### ESTRATTO SCELTO:

☆ ☆ ☆ ☆ ☆

Per il Colle si è consumato uno strappo
di Vincenzo Vasile *
Che ha detto Berlusconi a Napolitano nel chiuso di quella sala del Quirinale? «È venuto per chiarire le sue posizioni», (insomma: la lettera a Schifani con cui ha dichiarato guerra ai magistrati e motivato i suoi emendamenti surgela-processi). E Napolitano che cosa ha risposto? «Ha riproposto le sue note posizioni, recenti e passate: l’aver presentato da parte del governo emendamenti ai decreti legge in corso di discussione parlamentare, significa far venire meno i poteri di controllo costituzionale da parte del Quirinale e insieme rischia di aprire un conflitto con l’opposizione». Due posizioni antitetiche. Che non si sa quale raffinata diplomazia istituzionale potrà prevedibilmente sciogliere e smussare.
La giornata del «vis-a-vis» tra i due presidenti ha avuto un andamento frenetico e contraddittorio. Un rimbombante tam tam da palazzo Chigi avvertiva sin dal primo pomeriggio: Berlusconi sta salendo al Colle, e ora «si spiegherà» con Napolitano (si intende: non solo sugli emendamenti, ma sulla sempre più evidente intenzione dello stesso premier di improntare in chiave muscolare i suoi rapporti non solo con l’opposizione e i magistrati, ma con la presidenza della Repubblica). Dagli uffici del Quirinale, pressati dai cronisti, si confermava in un primo tempo semmai una prossima visita, a orario imprecisato, del ministro Giulio Tremonti, sui temi dell’economia. Passavano le ore, e in effetti «il presidente del Consiglio, con il Ministro dell’Economia e delle Finanze, on. Giulio Tremonti, e il Sottosegretario di Stato alla Presidenza del Consiglio, dott. Gianni Letta», informava un freddo comunicato.

☆ ☆ ☆ ☆ ☆

### RIGHE FORNITE:
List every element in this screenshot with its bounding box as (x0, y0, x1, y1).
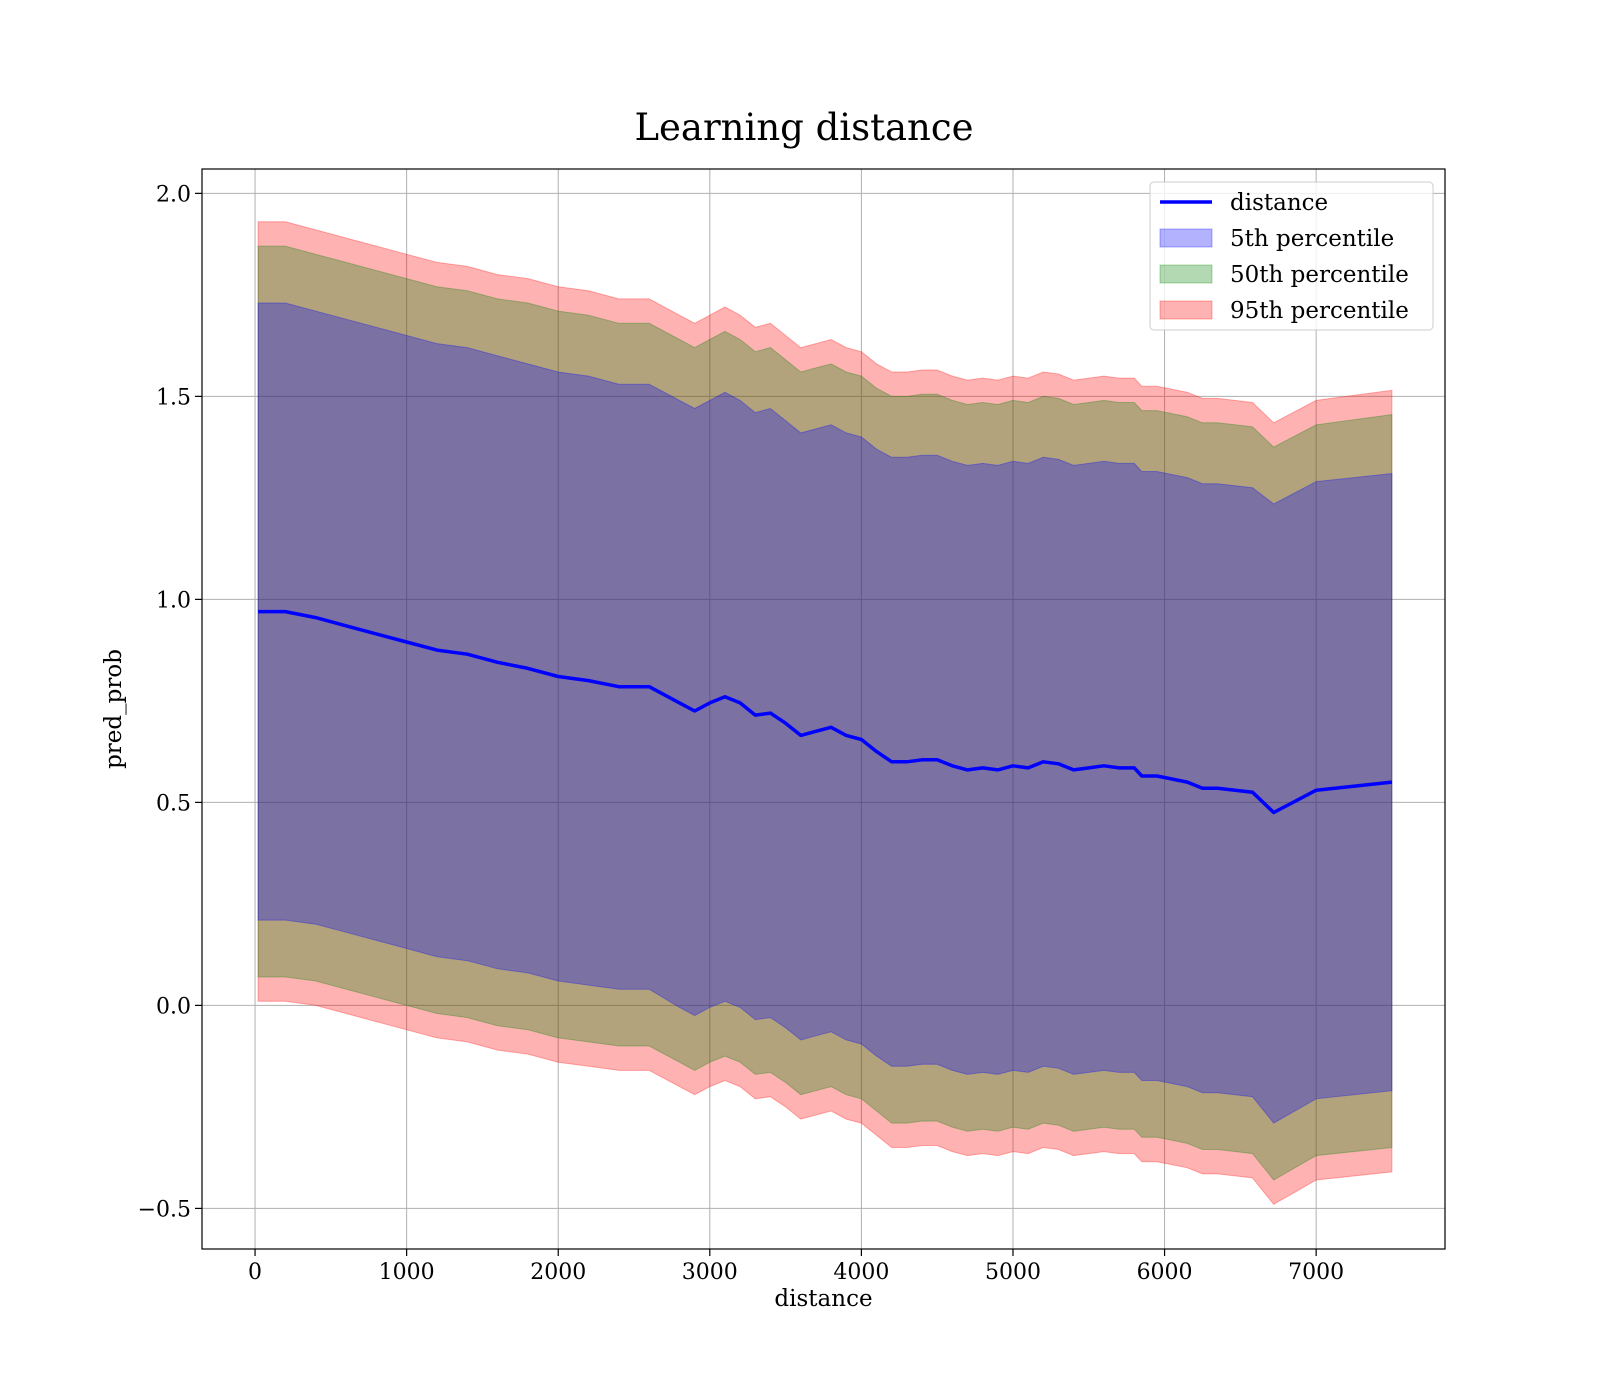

☆ ☆ ☆ ☆ ☆

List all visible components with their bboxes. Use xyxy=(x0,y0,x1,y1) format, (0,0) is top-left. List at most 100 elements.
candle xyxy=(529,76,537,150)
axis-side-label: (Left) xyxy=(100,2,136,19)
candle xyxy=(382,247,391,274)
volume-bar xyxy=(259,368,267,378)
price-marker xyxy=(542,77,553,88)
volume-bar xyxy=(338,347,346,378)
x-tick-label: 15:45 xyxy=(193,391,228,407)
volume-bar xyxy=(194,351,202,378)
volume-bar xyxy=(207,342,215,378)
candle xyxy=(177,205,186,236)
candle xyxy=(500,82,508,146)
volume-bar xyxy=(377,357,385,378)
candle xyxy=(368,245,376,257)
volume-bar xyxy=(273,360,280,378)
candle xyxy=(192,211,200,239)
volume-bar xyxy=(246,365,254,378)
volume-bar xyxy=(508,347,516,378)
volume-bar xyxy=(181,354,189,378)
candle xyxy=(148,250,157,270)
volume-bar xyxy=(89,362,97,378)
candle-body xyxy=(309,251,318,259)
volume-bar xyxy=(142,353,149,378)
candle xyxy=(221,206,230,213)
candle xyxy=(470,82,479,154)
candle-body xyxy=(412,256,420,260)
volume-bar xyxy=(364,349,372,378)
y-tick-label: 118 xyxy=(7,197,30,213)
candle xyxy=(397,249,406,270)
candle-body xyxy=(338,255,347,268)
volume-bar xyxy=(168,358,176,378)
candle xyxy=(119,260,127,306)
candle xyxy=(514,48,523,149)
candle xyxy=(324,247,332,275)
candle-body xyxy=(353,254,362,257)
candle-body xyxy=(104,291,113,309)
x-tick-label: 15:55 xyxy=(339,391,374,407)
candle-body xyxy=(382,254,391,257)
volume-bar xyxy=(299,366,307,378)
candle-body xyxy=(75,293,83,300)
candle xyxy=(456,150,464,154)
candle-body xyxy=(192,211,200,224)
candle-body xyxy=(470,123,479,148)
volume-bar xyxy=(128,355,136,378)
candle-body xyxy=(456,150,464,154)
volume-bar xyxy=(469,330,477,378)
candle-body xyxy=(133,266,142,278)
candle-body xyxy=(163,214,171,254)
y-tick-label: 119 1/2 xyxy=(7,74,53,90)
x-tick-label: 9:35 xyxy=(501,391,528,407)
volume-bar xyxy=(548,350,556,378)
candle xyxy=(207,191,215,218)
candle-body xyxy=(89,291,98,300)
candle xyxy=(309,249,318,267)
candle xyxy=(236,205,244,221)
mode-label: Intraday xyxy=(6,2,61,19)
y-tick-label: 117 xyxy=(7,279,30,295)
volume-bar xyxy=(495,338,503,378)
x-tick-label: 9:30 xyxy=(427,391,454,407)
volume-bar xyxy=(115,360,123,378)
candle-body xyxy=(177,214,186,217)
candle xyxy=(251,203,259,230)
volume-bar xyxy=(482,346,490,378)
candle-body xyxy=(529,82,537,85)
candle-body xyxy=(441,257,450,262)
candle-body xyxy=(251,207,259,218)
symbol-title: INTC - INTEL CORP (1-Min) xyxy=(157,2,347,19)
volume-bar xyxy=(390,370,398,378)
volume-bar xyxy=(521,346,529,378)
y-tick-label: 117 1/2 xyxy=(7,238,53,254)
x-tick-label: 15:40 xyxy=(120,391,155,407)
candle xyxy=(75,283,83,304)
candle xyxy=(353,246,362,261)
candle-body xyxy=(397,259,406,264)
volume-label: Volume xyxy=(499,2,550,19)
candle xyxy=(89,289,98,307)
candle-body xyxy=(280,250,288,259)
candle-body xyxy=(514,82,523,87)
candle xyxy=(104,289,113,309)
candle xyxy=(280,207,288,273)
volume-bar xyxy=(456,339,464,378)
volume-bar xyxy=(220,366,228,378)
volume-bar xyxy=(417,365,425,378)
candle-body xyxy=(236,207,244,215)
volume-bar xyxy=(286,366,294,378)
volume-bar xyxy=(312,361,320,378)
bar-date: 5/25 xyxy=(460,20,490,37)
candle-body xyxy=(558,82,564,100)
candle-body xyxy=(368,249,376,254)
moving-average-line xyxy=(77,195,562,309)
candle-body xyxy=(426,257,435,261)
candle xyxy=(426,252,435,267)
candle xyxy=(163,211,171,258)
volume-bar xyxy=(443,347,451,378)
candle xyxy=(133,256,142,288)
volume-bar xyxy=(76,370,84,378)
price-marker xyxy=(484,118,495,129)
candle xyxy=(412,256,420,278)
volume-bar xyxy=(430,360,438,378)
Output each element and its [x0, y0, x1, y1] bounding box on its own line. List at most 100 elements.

☆ ☆ ☆ ☆ ☆

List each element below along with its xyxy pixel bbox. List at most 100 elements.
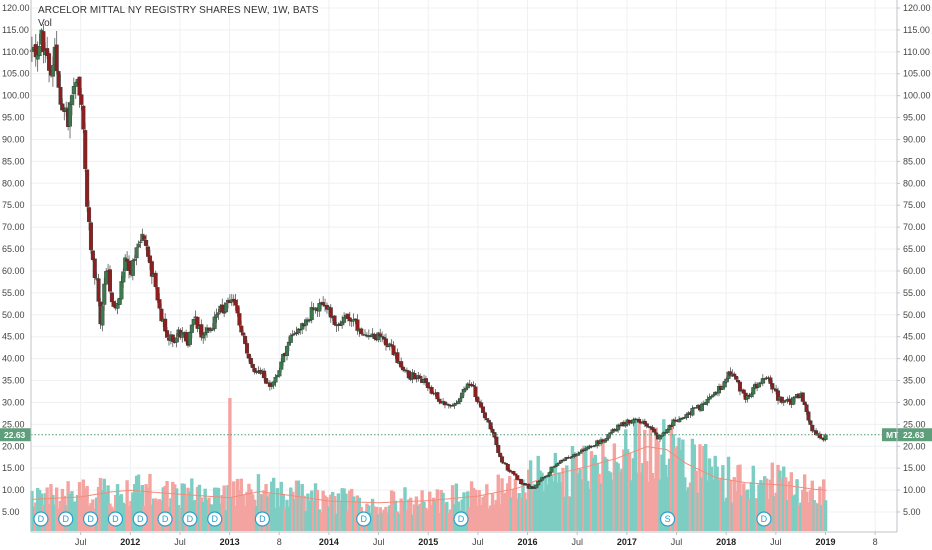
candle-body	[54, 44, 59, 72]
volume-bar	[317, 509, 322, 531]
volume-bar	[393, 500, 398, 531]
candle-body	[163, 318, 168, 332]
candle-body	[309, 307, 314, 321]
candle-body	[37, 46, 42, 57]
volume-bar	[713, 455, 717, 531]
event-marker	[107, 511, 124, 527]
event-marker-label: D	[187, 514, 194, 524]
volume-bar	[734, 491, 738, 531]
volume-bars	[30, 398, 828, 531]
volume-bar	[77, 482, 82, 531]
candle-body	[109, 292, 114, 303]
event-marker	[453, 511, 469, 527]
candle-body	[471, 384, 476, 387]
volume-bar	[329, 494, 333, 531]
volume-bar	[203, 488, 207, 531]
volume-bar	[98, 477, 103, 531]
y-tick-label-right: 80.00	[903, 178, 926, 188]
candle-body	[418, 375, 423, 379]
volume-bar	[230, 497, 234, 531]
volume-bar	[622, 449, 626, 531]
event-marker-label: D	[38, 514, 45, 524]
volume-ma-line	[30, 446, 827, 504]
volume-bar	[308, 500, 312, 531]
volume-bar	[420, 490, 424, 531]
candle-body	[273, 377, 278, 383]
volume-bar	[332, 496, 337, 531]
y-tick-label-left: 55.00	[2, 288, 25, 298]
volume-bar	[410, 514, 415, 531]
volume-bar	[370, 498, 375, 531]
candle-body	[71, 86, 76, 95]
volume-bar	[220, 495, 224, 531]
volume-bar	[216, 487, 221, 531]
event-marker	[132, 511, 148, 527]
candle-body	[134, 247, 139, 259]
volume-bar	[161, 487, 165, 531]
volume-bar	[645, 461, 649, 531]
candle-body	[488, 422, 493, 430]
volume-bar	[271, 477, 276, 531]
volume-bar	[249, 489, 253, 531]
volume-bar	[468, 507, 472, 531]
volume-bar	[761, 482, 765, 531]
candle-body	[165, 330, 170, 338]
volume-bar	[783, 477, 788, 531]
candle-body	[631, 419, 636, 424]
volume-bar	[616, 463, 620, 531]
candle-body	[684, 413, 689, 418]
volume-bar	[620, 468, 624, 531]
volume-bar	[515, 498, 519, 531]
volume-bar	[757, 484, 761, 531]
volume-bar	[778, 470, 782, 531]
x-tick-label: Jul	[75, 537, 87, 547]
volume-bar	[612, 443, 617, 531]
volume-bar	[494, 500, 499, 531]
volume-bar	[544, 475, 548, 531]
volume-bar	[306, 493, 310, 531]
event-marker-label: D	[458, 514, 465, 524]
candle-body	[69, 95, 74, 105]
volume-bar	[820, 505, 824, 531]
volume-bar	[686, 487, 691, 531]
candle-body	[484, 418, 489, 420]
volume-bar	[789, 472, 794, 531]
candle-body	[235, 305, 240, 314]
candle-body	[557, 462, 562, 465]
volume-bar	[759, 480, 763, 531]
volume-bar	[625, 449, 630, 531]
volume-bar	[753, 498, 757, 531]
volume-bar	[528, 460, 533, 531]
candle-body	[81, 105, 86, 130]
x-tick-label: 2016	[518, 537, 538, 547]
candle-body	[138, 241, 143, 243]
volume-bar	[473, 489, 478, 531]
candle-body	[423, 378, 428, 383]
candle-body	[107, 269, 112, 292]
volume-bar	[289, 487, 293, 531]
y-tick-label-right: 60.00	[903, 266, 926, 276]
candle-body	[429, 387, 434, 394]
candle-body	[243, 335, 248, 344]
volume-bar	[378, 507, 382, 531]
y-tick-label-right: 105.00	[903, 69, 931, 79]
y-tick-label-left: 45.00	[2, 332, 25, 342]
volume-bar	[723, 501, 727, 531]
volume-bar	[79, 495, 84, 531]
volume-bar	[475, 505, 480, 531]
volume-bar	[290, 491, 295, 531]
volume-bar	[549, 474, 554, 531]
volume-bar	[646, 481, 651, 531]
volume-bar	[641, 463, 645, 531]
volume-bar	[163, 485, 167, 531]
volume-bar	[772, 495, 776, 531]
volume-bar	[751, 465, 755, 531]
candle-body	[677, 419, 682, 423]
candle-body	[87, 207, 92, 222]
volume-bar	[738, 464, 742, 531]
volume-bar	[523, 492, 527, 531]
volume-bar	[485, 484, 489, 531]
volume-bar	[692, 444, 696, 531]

☆ ☆ ☆ ☆ ☆

### COMPITI DELL'ESERCIZIO:
a – Nell'articolo sull'incontro al Quirinale tra Berlusconi e Napolitano, a chi era indirizzata la lettera con cui Berlusconi ha dichiarato guerra ai magistrati?
b – Trascrivi dall'articolo sull'incontro al Quirinale tra Berlusconi e Napolitano il passo che comincia con "Per il Colle" e prosegue fino a "sciogliere e smussare.".
c – Scrivi il seguito dell'articolo sull'incontro al Quirinale tra Berlusconi e Napolitano, riprendendo dopo l'ultima frase riportata.
Le righe provengono da un'altra fonte.

### RISPOSTE PER COMPITO:
a – A Schifani.

b –
Per il Colle si è consumato uno strappo
di Vincenzo Vasile *
Che ha detto Berlusconi a Napolitano nel chiuso di quella sala del Quirinale? «È venuto per chiarire le sue posizioni», (insomma: la lettera a Schifani con cui ha dichiarato guerra ai magistrati e motivato i suoi emendamenti surgela-processi). E Napolitano che cosa ha risposto? «Ha riproposto le sue note posizioni, recenti e passate: l’aver presentato da parte del governo emendamenti ai decreti legge in corso di discussione parlamentare, significa far venire meno i poteri di controllo costituzionale da parte del Quirinale e insieme rischia di aprire un conflitto con l’opposizione». Due posizioni antitetiche. Che non si sa quale raffinata diplomazia istituzionale potrà prevedibilmente sciogliere e smussare.

c –
Solo la visita di Tremonti, vale a dire, era calendarizzata, e Berlusconi si è presentato un po’ a sorpresa nell’ufficio di Napolitano, con un brevissimo preavviso, e per allentare la tensione le fonti del Quirinale preferiscono cogliere anziché le modalità irritali dell’incontro, l’atto di riguardo di Berlusconi nei confronti del presidente. Staranno lì fino al tramonto - pressappoco due ore, dalle 17 fino a quasi le 19 - e in tutto quel tempo - anche se viene riferito che gran parte del tempo si è discusso di economia e di finanza - ci sarà stato evidentemente modo di diffondersi sui temi caldi dello scontro politico e sui risvolti istituzionali del blitz di Berlusconi.
Ma il comunicato della presidenza gela qualsiasi curiosità e illazione, con un’improbabile delimitazione dell’ordine del giorno della riunione all’illustrazione da parte degli esponenti del governo delle «linee dell’imminente manovra economica e finanziaria», che saranno importantissime, ma che allo stato dei fatti non sembrano costituire il cuore del problema. Non una parola di più dell’ufficialità, dunque. Napolitano non vuole interferire sulla discussione parlamentare.
Il motto «quando il Parlamento discute, il presidente tace», lo aveva coniato a metà del suo settennato Carlo Azeglio Ciampi. Ma presto era stato costretto dall’aggressività politica e mediatica dello stesso Berlusconi ad aprire le maglie delle sue esternazioni per non rimanere sommerso dalle indiscrezioni di parte governativa, tese ad alimentare lo scontro con il Colle.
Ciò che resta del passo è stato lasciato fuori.